━━━ GIVEN DATA ━━━
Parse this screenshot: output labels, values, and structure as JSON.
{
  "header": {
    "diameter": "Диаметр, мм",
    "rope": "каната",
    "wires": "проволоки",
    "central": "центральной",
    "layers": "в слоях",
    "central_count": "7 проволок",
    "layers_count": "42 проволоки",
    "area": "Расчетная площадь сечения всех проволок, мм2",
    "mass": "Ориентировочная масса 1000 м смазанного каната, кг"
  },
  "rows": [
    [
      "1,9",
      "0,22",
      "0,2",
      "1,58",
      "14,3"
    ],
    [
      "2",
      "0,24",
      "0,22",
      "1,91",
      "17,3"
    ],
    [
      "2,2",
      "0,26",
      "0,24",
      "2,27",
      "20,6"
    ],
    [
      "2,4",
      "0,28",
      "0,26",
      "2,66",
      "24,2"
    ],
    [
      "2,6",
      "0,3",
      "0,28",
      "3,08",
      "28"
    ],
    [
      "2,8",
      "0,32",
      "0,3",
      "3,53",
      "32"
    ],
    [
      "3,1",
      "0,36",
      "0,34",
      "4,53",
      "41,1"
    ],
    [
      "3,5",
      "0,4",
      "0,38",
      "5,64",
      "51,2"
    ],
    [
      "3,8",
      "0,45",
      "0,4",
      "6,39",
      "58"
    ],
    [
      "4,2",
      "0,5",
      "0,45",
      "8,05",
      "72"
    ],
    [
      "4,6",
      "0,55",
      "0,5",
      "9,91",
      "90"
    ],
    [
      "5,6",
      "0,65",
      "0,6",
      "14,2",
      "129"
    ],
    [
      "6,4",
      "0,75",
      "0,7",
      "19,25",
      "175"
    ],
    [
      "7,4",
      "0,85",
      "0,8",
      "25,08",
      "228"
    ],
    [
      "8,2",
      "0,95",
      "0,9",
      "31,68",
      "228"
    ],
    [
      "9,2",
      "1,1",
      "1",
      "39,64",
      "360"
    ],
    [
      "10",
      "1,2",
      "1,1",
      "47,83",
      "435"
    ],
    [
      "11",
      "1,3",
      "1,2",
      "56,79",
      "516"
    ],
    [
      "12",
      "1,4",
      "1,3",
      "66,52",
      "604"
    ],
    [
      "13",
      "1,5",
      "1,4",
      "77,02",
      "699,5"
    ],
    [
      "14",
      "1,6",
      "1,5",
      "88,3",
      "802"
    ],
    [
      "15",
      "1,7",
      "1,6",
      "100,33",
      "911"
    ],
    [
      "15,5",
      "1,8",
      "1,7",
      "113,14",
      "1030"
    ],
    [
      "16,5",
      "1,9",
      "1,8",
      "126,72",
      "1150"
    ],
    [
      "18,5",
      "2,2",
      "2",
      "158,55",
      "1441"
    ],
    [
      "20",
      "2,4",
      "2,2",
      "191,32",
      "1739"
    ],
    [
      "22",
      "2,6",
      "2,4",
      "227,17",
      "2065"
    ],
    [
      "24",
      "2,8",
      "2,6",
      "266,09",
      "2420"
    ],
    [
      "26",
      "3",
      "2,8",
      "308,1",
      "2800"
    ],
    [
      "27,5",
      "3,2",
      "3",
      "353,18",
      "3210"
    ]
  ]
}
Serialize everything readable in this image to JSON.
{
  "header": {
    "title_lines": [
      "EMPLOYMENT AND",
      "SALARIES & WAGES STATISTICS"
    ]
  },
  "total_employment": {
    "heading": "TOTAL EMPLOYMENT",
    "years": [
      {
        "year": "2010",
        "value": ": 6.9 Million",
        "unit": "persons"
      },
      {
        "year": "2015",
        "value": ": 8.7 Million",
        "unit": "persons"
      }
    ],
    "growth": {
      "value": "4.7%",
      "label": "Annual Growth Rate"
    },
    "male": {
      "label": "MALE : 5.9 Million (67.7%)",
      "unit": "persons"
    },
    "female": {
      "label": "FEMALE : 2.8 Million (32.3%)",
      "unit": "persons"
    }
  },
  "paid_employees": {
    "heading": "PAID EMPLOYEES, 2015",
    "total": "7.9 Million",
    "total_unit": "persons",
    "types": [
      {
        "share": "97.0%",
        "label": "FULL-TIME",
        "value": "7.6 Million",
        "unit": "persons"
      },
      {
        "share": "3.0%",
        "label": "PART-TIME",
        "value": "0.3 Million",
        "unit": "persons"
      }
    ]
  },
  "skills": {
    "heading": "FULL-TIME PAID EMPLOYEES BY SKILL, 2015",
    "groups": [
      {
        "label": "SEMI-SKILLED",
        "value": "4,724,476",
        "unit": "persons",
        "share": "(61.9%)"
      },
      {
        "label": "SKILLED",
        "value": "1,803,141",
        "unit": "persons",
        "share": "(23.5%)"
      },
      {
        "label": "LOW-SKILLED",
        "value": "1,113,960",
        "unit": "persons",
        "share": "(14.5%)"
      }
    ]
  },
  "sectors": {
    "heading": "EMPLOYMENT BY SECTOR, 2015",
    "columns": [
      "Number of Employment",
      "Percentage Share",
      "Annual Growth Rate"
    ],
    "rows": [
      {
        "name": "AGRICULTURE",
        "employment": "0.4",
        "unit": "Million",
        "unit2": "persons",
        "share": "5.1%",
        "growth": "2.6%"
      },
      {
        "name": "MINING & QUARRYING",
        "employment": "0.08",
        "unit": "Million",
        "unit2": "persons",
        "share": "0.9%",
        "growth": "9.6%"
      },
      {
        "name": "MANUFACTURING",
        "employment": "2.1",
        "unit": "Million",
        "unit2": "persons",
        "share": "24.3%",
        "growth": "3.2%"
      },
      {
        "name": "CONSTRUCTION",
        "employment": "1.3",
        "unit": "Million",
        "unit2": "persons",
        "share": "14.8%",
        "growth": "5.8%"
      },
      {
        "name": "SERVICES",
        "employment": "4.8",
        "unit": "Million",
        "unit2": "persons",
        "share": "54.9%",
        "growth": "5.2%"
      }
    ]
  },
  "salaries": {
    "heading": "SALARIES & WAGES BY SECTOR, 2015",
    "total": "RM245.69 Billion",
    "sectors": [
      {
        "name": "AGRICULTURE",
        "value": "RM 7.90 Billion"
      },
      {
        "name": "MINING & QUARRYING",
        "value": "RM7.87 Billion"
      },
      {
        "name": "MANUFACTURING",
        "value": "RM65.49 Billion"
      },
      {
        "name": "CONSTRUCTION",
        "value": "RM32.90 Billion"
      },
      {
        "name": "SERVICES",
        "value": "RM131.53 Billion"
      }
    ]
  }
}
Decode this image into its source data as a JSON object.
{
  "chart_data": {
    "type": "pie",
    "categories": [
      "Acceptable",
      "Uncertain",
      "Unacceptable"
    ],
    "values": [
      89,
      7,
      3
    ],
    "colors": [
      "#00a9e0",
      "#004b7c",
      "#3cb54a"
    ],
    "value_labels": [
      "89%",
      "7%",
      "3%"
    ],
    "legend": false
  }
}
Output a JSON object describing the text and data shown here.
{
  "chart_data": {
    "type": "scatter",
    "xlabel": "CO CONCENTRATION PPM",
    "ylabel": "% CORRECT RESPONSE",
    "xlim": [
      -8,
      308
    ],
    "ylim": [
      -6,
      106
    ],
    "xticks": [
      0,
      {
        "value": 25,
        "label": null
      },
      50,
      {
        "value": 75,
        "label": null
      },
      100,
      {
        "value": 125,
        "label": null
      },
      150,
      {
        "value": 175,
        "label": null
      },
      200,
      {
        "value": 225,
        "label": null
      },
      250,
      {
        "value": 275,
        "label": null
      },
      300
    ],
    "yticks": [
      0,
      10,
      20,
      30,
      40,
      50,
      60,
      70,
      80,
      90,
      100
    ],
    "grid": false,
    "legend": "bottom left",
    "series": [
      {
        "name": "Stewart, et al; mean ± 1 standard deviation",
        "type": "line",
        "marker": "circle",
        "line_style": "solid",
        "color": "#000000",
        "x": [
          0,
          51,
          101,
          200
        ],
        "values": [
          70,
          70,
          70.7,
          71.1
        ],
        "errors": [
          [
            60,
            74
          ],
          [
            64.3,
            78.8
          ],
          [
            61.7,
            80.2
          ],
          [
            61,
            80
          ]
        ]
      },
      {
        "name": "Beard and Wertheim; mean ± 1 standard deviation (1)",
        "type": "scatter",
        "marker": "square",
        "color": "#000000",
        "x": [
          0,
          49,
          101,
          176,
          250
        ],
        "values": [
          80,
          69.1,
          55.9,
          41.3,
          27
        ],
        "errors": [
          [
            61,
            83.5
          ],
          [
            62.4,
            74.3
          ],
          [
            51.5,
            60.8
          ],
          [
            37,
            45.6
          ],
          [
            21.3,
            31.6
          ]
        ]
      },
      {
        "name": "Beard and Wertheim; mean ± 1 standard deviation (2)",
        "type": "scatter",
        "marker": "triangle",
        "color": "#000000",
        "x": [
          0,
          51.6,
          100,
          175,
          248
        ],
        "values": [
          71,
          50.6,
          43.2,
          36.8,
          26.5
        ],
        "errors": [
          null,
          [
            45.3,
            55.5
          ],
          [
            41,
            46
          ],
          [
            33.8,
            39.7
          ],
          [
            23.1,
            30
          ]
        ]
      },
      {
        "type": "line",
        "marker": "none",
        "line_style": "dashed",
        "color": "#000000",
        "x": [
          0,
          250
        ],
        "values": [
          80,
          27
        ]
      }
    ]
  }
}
━━━
THE EXERCISE
What is the number of lines in the records that contain the string "Beard"? Give only that number.

ANSWER TO THE EXERCISE
2